Materials provided
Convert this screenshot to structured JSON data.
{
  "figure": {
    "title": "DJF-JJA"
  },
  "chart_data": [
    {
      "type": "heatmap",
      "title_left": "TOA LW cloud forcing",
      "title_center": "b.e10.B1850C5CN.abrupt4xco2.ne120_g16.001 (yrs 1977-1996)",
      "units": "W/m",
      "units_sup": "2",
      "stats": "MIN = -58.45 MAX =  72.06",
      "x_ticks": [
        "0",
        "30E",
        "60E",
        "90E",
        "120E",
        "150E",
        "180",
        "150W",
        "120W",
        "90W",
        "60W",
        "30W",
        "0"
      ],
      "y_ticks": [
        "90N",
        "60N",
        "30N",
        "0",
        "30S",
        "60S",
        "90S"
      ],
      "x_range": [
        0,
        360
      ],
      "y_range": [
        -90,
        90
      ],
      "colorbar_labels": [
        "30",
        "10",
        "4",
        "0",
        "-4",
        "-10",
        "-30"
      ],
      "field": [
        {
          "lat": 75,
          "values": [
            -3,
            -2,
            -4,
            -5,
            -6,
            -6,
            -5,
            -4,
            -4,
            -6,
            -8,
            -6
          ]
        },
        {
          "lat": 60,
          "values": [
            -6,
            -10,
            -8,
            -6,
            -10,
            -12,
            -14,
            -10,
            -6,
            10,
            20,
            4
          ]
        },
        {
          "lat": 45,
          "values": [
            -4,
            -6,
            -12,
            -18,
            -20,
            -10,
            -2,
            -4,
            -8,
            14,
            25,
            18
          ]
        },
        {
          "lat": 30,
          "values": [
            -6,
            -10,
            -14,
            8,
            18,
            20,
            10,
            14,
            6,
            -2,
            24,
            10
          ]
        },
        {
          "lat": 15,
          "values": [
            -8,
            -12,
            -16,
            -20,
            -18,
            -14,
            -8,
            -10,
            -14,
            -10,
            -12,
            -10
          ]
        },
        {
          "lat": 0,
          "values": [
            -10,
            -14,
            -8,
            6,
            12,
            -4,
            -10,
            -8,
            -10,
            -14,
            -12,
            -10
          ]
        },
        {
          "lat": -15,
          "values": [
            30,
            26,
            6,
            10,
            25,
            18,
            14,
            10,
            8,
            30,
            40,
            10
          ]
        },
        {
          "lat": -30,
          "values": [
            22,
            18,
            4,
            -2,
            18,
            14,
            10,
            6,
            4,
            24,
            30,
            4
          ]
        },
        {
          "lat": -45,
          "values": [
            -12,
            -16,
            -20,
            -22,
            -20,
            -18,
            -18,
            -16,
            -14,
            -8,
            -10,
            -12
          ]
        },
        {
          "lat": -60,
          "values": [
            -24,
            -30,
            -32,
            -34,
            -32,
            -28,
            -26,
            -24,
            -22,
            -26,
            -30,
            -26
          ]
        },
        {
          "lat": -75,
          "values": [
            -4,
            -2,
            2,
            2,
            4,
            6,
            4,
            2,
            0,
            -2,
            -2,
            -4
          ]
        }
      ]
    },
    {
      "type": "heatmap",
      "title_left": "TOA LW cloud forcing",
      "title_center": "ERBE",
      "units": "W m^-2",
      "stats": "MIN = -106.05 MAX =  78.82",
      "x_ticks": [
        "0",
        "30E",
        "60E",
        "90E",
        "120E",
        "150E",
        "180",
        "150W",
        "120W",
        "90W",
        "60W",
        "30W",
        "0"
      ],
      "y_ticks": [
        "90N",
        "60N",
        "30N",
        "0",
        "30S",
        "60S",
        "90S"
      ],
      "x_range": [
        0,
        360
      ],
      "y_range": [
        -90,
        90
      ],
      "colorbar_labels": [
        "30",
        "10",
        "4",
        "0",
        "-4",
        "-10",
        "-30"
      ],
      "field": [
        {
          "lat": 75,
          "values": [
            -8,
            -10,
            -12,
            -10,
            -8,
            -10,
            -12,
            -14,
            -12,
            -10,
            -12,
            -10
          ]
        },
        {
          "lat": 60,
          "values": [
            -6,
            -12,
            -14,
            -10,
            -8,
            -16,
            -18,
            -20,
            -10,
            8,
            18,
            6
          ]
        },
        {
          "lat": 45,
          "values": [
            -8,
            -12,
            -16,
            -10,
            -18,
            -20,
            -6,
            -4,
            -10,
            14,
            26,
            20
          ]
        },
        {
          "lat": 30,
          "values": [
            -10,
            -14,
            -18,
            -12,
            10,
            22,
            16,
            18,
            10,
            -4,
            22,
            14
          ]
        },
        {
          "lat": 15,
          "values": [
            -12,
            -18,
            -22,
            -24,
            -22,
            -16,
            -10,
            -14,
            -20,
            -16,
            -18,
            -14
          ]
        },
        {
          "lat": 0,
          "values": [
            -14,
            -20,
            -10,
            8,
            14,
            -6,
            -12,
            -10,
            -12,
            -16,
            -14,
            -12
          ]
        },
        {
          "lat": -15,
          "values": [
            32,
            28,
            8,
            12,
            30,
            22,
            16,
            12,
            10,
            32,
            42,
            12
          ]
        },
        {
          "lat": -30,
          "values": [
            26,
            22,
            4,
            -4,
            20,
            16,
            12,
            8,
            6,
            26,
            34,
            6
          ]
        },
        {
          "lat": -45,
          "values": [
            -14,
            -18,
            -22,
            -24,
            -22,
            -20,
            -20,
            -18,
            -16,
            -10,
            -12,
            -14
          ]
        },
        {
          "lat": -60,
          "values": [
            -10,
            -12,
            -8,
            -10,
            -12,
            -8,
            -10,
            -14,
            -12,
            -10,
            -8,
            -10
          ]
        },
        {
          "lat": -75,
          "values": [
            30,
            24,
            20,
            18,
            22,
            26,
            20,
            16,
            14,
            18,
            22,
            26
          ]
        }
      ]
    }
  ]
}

Exercise
Take the data above and return it exactly.

Reply
Convert this screenshot to structured JSON data.
{
  "figure": {
    "title": "DJF-JJA"
  },
  "chart_data": [
    {
      "type": "heatmap",
      "title_left": "TOA LW cloud forcing",
      "title_center": "b.e10.B1850C5CN.abrupt4xco2.ne120_g16.001 (yrs 1977-1996)",
      "units": "W/m",
      "units_sup": "2",
      "stats": "MIN = -58.45 MAX =  72.06",
      "x_ticks": [
        "0",
        "30E",
        "60E",
        "90E",
        "120E",
        "150E",
        "180",
        "150W",
        "120W",
        "90W",
        "60W",
        "30W",
        "0"
      ],
      "y_ticks": [
        "90N",
        "60N",
        "30N",
        "0",
        "30S",
        "60S",
        "90S"
      ],
      "x_range": [
        0,
        360
      ],
      "y_range": [
        -90,
        90
      ],
      "colorbar_labels": [
        "30",
        "10",
        "4",
        "0",
        "-4",
        "-10",
        "-30"
      ],
      "field": [
        {
          "lat": 75,
          "values": [
            -3,
            -2,
            -4,
            -5,
            -6,
            -6,
            -5,
            -4,
            -4,
            -6,
            -8,
            -6
          ]
        },
        {
          "lat": 60,
          "values": [
            -6,
            -10,
            -8,
            -6,
            -10,
            -12,
            -14,
            -10,
            -6,
            10,
            20,
            4
          ]
        },
        {
          "lat": 45,
          "values": [
            -4,
            -6,
            -12,
            -18,
            -20,
            -10,
            -2,
            -4,
            -8,
            14,
            25,
            18
          ]
        },
        {
          "lat": 30,
          "values": [
            -6,
            -10,
            -14,
            8,
            18,
            20,
            10,
            14,
            6,
            -2,
            24,
            10
          ]
        },
        {
          "lat": 15,
          "values": [
            -8,
            -12,
            -16,
            -20,
            -18,
            -14,
            -8,
            -10,
            -14,
            -10,
            -12,
            -10
          ]
        },
        {
          "lat": 0,
          "values": [
            -10,
            -14,
            -8,
            6,
            12,
            -4,
            -10,
            -8,
            -10,
            -14,
            -12,
            -10
          ]
        },
        {
          "lat": -15,
          "values": [
            30,
            26,
            6,
            10,
            25,
            18,
            14,
            10,
            8,
            30,
            40,
            10
          ]
        },
        {
          "lat": -30,
          "values": [
            22,
            18,
            4,
            -2,
            18,
            14,
            10,
            6,
            4,
            24,
            30,
            4
          ]
        },
        {
          "lat": -45,
          "values": [
            -12,
            -16,
            -20,
            -22,
            -20,
            -18,
            -18,
            -16,
            -14,
            -8,
            -10,
            -12
          ]
        },
        {
          "lat": -60,
          "values": [
            -24,
            -30,
            -32,
            -34,
            -32,
            -28,
            -26,
            -24,
            -22,
            -26,
            -30,
            -26
          ]
        },
        {
          "lat": -75,
          "values": [
            -4,
            -2,
            2,
            2,
            4,
            6,
            4,
            2,
            0,
            -2,
            -2,
            -4
          ]
        }
      ]
    },
    {
      "type": "heatmap",
      "title_left": "TOA LW cloud forcing",
      "title_center": "ERBE",
      "units": "W m^-2",
      "stats": "MIN = -106.05 MAX =  78.82",
      "x_ticks": [
        "0",
        "30E",
        "60E",
        "90E",
        "120E",
        "150E",
        "180",
        "150W",
        "120W",
        "90W",
        "60W",
        "30W",
        "0"
      ],
      "y_ticks": [
        "90N",
        "60N",
        "30N",
        "0",
        "30S",
        "60S",
        "90S"
      ],
      "x_range": [
        0,
        360
      ],
      "y_range": [
        -90,
        90
      ],
      "colorbar_labels": [
        "30",
        "10",
        "4",
        "0",
        "-4",
        "-10",
        "-30"
      ],
      "field": [
        {
          "lat": 75,
          "values": [
            -8,
            -10,
            -12,
            -10,
            -8,
            -10,
            -12,
            -14,
            -12,
            -10,
            -12,
            -10
          ]
        },
        {
          "lat": 60,
          "values": [
            -6,
            -12,
            -14,
            -10,
            -8,
            -16,
            -18,
            -20,
            -10,
            8,
            18,
            6
          ]
        },
        {
          "lat": 45,
          "values": [
            -8,
            -12,
            -16,
            -10,
            -18,
            -20,
            -6,
            -4,
            -10,
            14,
            26,
            20
          ]
        },
        {
          "lat": 30,
          "values": [
            -10,
            -14,
            -18,
            -12,
            10,
            22,
            16,
            18,
            10,
            -4,
            22,
            14
          ]
        },
        {
          "lat": 15,
          "values": [
            -12,
            -18,
            -22,
            -24,
            -22,
            -16,
            -10,
            -14,
            -20,
            -16,
            -18,
            -14
          ]
        },
        {
          "lat": 0,
          "values": [
            -14,
            -20,
            -10,
            8,
            14,
            -6,
            -12,
            -10,
            -12,
            -16,
            -14,
            -12
          ]
        },
        {
          "lat": -15,
          "values": [
            32,
            28,
            8,
            12,
            30,
            22,
            16,
            12,
            10,
            32,
            42,
            12
          ]
        },
        {
          "lat": -30,
          "values": [
            26,
            22,
            4,
            -4,
            20,
            16,
            12,
            8,
            6,
            26,
            34,
            6
          ]
        },
        {
          "lat": -45,
          "values": [
            -14,
            -18,
            -22,
            -24,
            -22,
            -20,
            -20,
            -18,
            -16,
            -10,
            -12,
            -14
          ]
        },
        {
          "lat": -60,
          "values": [
            -10,
            -12,
            -8,
            -10,
            -12,
            -8,
            -10,
            -14,
            -12,
            -10,
            -8,
            -10
          ]
        },
        {
          "lat": -75,
          "values": [
            30,
            24,
            20,
            18,
            22,
            26,
            20,
            16,
            14,
            18,
            22,
            26
          ]
        }
      ]
    }
  ]
}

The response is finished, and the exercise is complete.